SOURCE PASSAGE
--- --- ---
That extract comes near the beginning of the book, a confession of sorts, and a neat precis of what is to come. In short chapters Wharton takes us from basic training through to his homecoming after victory and his almost anecdotal form makes the book engaging and compelling from first page to last. It is shot through with that humour that comes from those that survive by the narrowest of margins and are then able to look back on the absurdities of war. We meet an early draftee who uses his college education to get out of the army, not by avoiding the draft but by repeatedly and methodically urinating on his mattress (with the aid of an alarm clock) to gain a diagnosis of enuresis and an honourable discharge. We see how Wharton and many of his colleagues look for any opportunity to make their lives easier and, the ultimate goal, to get out of fighting altogether. Trench foot provides one of those avenues, the prospect of a few toes being lopped off 'a small price to pay if we get to snuggle into a warm cosy hospital bed, miles away from this insane scene, and more importantly, have a chance to live.'

This war to me is something like whooping cough or measles you try to get through, or maybe more like chicken pox where you aren't supposed to scratch or you'll have big craters all over your face and body. I'm trying my damnedest not to scratch.

Wharton by his own admission is a bit of a coward ("the difference between being scared and being a coward is having other people find out.") but he also acts with remarkable relaxation in some of the most extreme circumstances. In one of his first actions of the war he is selected for a mission that sees him parachuted behind enemy lines on his own to deliver a radio to the French resistance, a suicidal mission that he somehow survives, setting the tone for several close escapes in the future, and one of many examples of ways in which those in command are happy to send soldiers on patrols and missions that will almost certainly end in their deaths.

Death of course makes many an appearance, as much in those instances when soldiers narrowly escape it as when they finally succumb. Wharton finds an entirely fresh perspective on it when he is reunited briefly with the man who had been the school bully responsible for flushing his head down the toilet.
--- --- ---
ENTRIES PROVIDED
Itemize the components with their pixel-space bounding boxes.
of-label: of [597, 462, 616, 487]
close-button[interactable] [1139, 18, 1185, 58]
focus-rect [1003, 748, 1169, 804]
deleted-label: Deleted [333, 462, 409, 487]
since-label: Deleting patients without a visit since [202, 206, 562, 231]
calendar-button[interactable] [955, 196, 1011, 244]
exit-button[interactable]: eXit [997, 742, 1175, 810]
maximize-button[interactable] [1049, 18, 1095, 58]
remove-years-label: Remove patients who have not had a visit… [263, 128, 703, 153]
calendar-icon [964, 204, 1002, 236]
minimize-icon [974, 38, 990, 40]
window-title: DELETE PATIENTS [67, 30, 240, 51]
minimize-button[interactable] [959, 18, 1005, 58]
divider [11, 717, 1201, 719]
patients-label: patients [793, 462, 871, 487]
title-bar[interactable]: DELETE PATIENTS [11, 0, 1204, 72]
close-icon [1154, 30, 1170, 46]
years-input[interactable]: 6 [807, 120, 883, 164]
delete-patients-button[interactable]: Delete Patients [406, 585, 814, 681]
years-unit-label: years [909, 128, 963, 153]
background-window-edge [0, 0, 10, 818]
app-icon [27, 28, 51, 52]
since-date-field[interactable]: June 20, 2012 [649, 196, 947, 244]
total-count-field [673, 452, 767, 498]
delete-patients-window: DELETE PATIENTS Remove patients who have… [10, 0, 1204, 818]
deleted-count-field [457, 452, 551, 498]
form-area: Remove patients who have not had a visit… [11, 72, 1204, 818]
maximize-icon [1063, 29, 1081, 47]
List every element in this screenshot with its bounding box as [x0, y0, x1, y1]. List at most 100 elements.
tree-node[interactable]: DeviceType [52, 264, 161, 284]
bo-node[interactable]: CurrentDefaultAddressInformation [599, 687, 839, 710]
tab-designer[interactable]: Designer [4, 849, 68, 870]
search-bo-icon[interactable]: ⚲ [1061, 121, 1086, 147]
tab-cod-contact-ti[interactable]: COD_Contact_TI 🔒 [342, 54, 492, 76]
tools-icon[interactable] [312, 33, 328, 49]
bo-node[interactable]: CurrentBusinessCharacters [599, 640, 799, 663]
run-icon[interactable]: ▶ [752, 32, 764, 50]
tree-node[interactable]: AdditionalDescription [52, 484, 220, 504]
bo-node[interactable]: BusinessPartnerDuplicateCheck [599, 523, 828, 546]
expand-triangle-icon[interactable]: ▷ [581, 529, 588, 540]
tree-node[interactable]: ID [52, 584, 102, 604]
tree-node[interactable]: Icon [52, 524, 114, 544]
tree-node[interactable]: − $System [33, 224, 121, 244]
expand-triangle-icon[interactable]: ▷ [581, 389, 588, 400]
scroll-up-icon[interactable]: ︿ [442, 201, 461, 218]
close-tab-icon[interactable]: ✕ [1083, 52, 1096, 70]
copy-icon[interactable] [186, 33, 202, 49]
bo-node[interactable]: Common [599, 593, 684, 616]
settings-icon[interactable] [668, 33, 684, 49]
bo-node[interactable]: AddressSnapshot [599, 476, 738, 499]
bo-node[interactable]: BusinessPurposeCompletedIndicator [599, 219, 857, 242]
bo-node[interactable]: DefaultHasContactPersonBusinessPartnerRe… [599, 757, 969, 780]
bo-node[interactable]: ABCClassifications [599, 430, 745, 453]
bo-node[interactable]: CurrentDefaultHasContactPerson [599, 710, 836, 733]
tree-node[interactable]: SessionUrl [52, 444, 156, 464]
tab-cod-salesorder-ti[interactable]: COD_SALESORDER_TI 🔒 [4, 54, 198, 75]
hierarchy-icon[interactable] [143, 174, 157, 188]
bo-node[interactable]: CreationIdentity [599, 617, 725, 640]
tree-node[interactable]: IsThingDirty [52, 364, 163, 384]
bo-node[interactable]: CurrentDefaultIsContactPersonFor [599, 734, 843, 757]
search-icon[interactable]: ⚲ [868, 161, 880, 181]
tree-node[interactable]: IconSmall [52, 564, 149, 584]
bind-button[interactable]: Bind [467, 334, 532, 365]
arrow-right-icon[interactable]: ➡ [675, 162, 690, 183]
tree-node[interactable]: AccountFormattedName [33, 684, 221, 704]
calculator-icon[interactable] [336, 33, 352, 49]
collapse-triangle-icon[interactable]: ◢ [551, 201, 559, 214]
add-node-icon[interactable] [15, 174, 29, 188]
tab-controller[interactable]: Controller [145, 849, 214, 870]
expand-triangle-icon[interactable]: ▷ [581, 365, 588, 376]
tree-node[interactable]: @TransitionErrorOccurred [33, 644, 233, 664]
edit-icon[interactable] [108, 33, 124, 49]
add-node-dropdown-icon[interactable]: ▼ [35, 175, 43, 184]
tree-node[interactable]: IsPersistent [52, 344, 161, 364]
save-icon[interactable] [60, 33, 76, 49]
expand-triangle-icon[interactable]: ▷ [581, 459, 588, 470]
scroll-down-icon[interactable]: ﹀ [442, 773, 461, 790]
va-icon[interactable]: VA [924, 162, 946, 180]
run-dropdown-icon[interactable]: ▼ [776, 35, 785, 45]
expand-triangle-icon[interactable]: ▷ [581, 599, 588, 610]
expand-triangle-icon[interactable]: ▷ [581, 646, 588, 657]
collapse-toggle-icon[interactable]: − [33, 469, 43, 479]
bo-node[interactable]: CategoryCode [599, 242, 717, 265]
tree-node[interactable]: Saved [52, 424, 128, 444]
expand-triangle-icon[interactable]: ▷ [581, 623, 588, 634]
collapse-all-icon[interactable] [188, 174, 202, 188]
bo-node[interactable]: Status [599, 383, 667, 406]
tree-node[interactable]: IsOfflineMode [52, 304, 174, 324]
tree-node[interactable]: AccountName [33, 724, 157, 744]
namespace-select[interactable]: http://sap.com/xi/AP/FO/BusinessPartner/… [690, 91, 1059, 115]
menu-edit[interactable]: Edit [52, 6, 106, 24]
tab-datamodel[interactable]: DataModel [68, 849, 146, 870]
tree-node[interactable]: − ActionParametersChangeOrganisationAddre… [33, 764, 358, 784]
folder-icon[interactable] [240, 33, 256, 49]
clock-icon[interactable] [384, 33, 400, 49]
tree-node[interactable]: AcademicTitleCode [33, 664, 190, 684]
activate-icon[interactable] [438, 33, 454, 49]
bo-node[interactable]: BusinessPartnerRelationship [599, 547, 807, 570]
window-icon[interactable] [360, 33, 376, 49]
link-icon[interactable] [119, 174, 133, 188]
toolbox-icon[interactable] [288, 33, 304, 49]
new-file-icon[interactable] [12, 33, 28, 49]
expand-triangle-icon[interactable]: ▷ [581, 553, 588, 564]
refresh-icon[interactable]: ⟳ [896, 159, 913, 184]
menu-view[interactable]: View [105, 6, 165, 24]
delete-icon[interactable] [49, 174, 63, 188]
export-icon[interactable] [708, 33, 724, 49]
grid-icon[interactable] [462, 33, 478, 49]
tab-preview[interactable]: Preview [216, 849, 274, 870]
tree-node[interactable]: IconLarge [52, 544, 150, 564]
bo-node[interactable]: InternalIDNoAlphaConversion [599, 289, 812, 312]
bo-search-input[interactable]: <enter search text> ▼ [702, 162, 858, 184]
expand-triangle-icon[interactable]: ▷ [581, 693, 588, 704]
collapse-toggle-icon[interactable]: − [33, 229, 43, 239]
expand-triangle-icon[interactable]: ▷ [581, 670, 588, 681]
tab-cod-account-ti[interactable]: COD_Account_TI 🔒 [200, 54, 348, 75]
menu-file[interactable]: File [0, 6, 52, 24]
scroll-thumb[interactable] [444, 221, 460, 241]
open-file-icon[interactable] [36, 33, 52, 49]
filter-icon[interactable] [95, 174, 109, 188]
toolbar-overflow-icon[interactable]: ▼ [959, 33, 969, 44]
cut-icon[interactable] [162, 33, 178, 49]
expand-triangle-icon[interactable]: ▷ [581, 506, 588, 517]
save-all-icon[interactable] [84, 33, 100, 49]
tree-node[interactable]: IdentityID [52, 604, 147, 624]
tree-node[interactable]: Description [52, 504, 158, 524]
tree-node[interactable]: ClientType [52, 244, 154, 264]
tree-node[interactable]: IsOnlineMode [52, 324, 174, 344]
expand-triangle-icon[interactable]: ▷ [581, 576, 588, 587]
--- --- ---
TASKS FOR THIS EXERCISE
(1) According to the review, what medical diagnosis did the early draftee seek in order to get out of the army?
(2) In the review, could you give the text that begins at the words "Death of course" and stops after "down the toilet.", changing "school bully" to "playground bully"?
(3) Could you rewrite the review's paragraph beginning "Wharton by his own admission" more briefly, keeping its main facts?
The material is separate from the review and has nothing to do with it.

ANSWERS TO THE PROBLEMS
(1) Enuresis.

(2)
Death of course makes many an appearance, as much in those instances when soldiers narrowly escape it as when they finally succumb. Wharton finds an entirely fresh perspective on it when he is reunited briefly with the man who had been the playground bully responsible for flushing his head down the toilet.

(3) Wharton admits he is something of a coward, yet he stays remarkably relaxed in extreme circumstances. In one of his first actions of the war, he is parachuted alone behind enemy lines to deliver a radio to the French resistance. He survives this suicidal mission, which sets the tone for later close escapes. It is also one of many examples of commanders readily sending soldiers on missions that will almost certainly kill them.